--- start Dataset content ---
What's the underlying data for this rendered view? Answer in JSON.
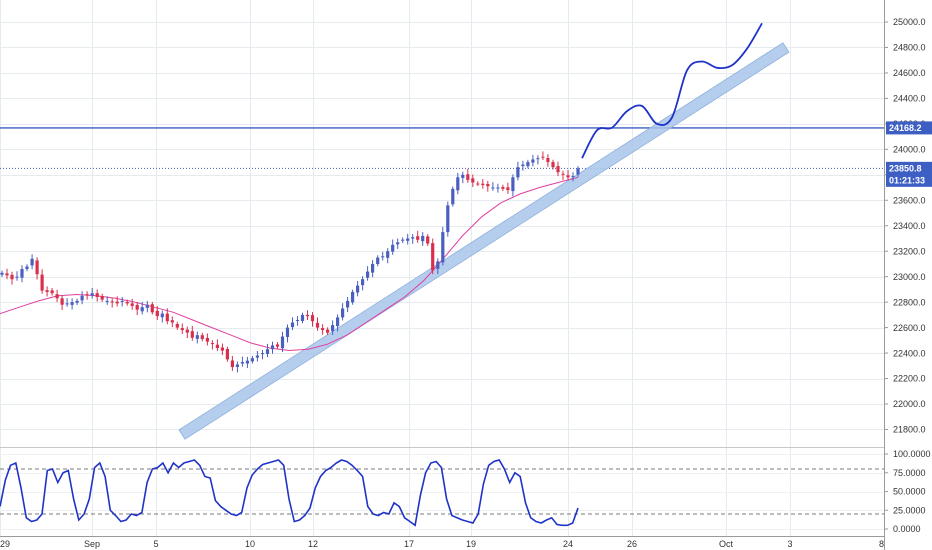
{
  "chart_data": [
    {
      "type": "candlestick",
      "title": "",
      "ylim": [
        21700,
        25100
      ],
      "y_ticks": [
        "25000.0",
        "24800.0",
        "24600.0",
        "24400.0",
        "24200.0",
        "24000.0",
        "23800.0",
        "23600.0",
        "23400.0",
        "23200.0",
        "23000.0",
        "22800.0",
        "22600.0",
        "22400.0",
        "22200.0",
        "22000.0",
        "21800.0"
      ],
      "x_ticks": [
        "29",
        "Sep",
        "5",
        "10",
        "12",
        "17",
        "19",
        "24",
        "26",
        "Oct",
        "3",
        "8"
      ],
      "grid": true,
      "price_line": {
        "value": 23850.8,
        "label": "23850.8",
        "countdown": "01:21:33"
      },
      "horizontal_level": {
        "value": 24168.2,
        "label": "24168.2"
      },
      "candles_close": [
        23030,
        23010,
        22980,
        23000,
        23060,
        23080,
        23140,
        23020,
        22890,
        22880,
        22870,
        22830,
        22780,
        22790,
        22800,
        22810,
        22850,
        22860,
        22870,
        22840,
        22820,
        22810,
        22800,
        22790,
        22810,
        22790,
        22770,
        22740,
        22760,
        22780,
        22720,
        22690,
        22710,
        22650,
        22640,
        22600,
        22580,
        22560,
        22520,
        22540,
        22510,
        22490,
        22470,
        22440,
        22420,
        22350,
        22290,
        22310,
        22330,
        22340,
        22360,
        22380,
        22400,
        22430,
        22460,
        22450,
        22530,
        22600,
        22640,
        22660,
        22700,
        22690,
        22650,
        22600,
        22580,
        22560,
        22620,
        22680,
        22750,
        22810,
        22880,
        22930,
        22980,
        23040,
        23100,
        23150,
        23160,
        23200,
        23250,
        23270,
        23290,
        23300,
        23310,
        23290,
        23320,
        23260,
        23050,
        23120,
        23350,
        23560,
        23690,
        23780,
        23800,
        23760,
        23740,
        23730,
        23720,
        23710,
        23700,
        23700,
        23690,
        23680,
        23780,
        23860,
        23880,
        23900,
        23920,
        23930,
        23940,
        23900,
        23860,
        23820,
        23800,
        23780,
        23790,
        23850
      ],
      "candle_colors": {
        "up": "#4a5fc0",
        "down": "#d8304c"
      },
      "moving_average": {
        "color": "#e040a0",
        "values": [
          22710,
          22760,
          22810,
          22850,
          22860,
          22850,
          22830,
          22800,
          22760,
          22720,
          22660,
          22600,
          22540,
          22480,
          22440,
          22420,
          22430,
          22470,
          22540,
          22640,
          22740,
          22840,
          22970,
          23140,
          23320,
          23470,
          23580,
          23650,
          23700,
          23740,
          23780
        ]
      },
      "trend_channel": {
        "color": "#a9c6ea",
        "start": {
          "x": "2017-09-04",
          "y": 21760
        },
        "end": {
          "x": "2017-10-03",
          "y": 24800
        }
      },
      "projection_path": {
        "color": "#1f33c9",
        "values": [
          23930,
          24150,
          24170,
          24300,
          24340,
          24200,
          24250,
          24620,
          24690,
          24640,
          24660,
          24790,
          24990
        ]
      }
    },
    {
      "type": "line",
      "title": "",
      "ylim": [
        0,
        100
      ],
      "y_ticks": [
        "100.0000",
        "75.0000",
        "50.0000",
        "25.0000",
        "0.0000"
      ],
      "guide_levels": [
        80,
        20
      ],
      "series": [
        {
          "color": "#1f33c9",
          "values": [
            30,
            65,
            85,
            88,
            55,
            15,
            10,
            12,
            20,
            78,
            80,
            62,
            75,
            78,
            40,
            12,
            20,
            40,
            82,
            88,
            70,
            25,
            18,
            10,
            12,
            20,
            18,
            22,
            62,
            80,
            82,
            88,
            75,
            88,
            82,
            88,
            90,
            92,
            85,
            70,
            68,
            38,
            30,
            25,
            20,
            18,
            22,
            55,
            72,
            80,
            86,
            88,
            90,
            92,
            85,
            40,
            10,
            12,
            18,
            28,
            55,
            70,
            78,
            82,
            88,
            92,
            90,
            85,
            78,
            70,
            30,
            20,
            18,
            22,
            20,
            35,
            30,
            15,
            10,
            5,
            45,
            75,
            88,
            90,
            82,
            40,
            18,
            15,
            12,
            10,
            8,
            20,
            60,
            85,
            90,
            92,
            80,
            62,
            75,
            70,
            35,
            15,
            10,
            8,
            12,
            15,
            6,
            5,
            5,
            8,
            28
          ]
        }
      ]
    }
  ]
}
--- end Dataset content ---
--- start Dataset content ---
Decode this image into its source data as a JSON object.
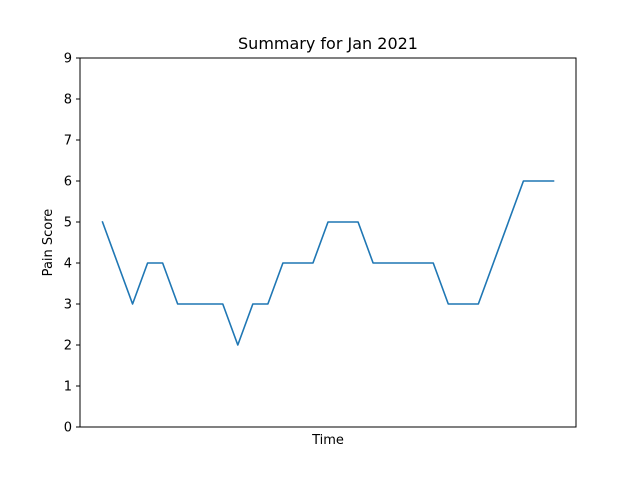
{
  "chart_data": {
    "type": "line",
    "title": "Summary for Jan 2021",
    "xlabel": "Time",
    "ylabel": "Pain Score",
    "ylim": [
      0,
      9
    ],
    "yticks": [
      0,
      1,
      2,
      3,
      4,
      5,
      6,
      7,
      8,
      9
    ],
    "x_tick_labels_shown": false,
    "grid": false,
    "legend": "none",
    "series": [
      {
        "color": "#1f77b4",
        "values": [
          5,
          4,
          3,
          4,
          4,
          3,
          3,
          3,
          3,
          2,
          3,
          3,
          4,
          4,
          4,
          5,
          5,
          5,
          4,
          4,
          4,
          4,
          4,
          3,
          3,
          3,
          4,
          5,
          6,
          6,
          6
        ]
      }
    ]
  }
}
--- end Dataset content ---
Work required:
Consider the entries above and return each line with the string "type".

Response to the task:
      "type": "candlestick",
      "type": "line",
    "type": "line",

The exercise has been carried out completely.